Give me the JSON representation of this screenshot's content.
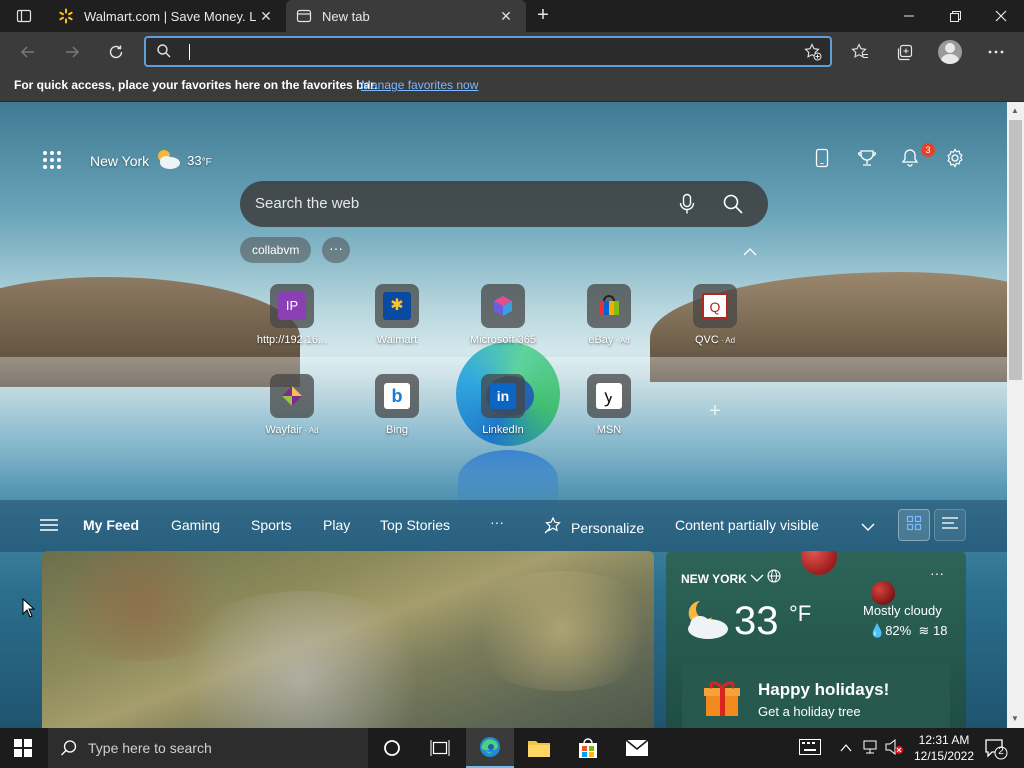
{
  "browser": {
    "tabs": [
      {
        "title": "Walmart.com | Save Money. Live",
        "favicon": "walmart-spark-icon",
        "active": false
      },
      {
        "title": "New tab",
        "favicon": "new-tab-page-icon",
        "active": true
      }
    ],
    "address_bar": {
      "value": "",
      "placeholder": ""
    },
    "favorites_bar": {
      "hint": "For quick access, place your favorites here on the favorites bar.",
      "manage_link": "Manage favorites now"
    }
  },
  "ntp": {
    "weather": {
      "city": "New York",
      "temp": "33",
      "unit": "°F",
      "icon": "partly-cloudy-icon"
    },
    "notifications_count": "3",
    "search": {
      "placeholder": "Search the web"
    },
    "chips": [
      {
        "label": "collabvm"
      }
    ],
    "chip_more": "···",
    "quick_links": [
      {
        "label": "http://192.16...",
        "ad": "",
        "icon": "ip-icon",
        "color": "#8a3fb5",
        "glyph": "IP"
      },
      {
        "label": "Walmart",
        "ad": "",
        "icon": "walmart-icon",
        "color": "#0a4aa0",
        "glyph": "✱"
      },
      {
        "label": "Microsoft 365",
        "ad": "",
        "icon": "microsoft-365-icon",
        "color": "#5a4fcf",
        "glyph": ""
      },
      {
        "label": "eBay",
        "ad": "· Ad",
        "icon": "ebay-icon",
        "color": "#1f1f1f",
        "glyph": ""
      },
      {
        "label": "QVC",
        "ad": "· Ad",
        "icon": "qvc-icon",
        "color": "#ffffff",
        "glyph": "Q"
      },
      {
        "label": "Wayfair",
        "ad": "· Ad",
        "icon": "wayfair-icon",
        "color": "#7b2d8e",
        "glyph": "◆"
      },
      {
        "label": "Bing",
        "ad": "",
        "icon": "bing-icon",
        "color": "#1c7ad9",
        "glyph": "b"
      },
      {
        "label": "LinkedIn",
        "ad": "",
        "icon": "linkedin-icon",
        "color": "#0a66c2",
        "glyph": "in"
      },
      {
        "label": "MSN",
        "ad": "",
        "icon": "msn-icon",
        "color": "#111111",
        "glyph": "ꭚ"
      }
    ],
    "feed_nav": {
      "items": [
        "My Feed",
        "Gaming",
        "Sports",
        "Play",
        "Top Stories"
      ],
      "more": "···",
      "personalize": "Personalize",
      "visibility": "Content partially visible"
    },
    "weather_card": {
      "location": "NEW YORK",
      "temp": "33",
      "unit": "°F",
      "condition": "Mostly cloudy",
      "humidity": "82%",
      "wind": "18",
      "promo_title": "Happy holidays!",
      "promo_sub": "Get a holiday tree",
      "more": "···"
    }
  },
  "taskbar": {
    "search_placeholder": "Type here to search",
    "time": "12:31 AM",
    "date": "12/15/2022",
    "notification_count": "2"
  },
  "colors": {
    "accent": "#5d9edb",
    "link": "#7ab8ff",
    "badge": "#e0452b"
  }
}
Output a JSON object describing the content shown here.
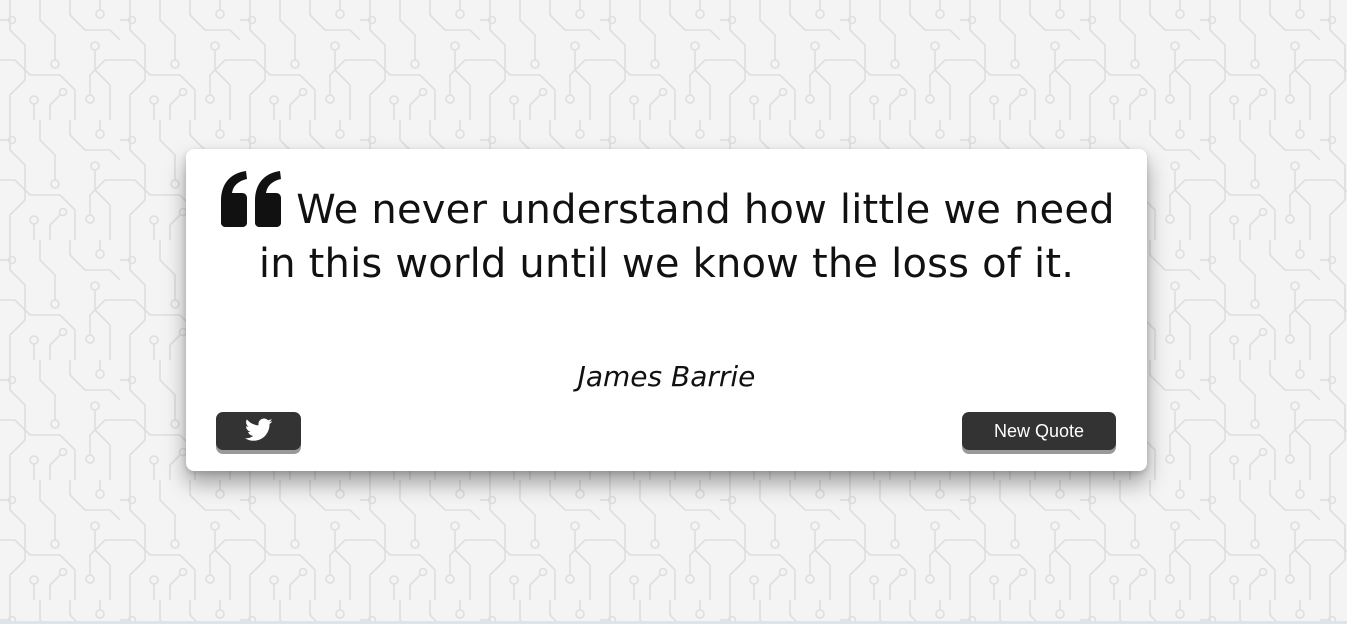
□ □ □
*YOUR TASK*:
A faithful copy of the records above is needed, with the pictures left out.

*CORRECT RESULT*:
Give me the JSON representation of this screenshot's content.
{
  "browser": {
    "tabs": [
      {
        "title": "Walmart.com | Save Money. Live",
        "favicon": "walmart-spark-icon",
        "active": false
      },
      {
        "title": "New tab",
        "favicon": "new-tab-page-icon",
        "active": true
      }
    ],
    "address_bar": {
      "value": "",
      "placeholder": ""
    },
    "favorites_bar": {
      "hint": "For quick access, place your favorites here on the favorites bar.",
      "manage_link": "Manage favorites now"
    }
  },
  "ntp": {
    "weather": {
      "city": "New York",
      "temp": "33",
      "unit": "°F",
      "icon": "partly-cloudy-icon"
    },
    "notifications_count": "3",
    "search": {
      "placeholder": "Search the web"
    },
    "chips": [
      {
        "label": "collabvm"
      }
    ],
    "chip_more": "···",
    "quick_links": [
      {
        "label": "http://192.16...",
        "ad": "",
        "icon": "ip-icon",
        "color": "#8a3fb5",
        "glyph": "IP"
      },
      {
        "label": "Walmart",
        "ad": "",
        "icon": "walmart-icon",
        "color": "#0a4aa0",
        "glyph": "✱"
      },
      {
        "label": "Microsoft 365",
        "ad": "",
        "icon": "microsoft-365-icon",
        "color": "#5a4fcf",
        "glyph": ""
      },
      {
        "label": "eBay",
        "ad": "· Ad",
        "icon": "ebay-icon",
        "color": "#1f1f1f",
        "glyph": ""
      },
      {
        "label": "QVC",
        "ad": "· Ad",
        "icon": "qvc-icon",
        "color": "#ffffff",
        "glyph": "Q"
      },
      {
        "label": "Wayfair",
        "ad": "· Ad",
        "icon": "wayfair-icon",
        "color": "#7b2d8e",
        "glyph": "◆"
      },
      {
        "label": "Bing",
        "ad": "",
        "icon": "bing-icon",
        "color": "#1c7ad9",
        "glyph": "b"
      },
      {
        "label": "LinkedIn",
        "ad": "",
        "icon": "linkedin-icon",
        "color": "#0a66c2",
        "glyph": "in"
      },
      {
        "label": "MSN",
        "ad": "",
        "icon": "msn-icon",
        "color": "#111111",
        "glyph": "ꭚ"
      }
    ],
    "feed_nav": {
      "items": [
        "My Feed",
        "Gaming",
        "Sports",
        "Play",
        "Top Stories"
      ],
      "more": "···",
      "personalize": "Personalize",
      "visibility": "Content partially visible"
    },
    "weather_card": {
      "location": "NEW YORK",
      "temp": "33",
      "unit": "°F",
      "condition": "Mostly cloudy",
      "humidity": "82%",
      "wind": "18",
      "promo_title": "Happy holidays!",
      "promo_sub": "Get a holiday tree",
      "more": "···"
    }
  },
  "taskbar": {
    "search_placeholder": "Type here to search",
    "time": "12:31 AM",
    "date": "12/15/2022",
    "notification_count": "2"
  },
  "colors": {
    "accent": "#5d9edb",
    "link": "#7ab8ff",
    "badge": "#e0452b"
  }
}
Output a JSON object describing the content shown here.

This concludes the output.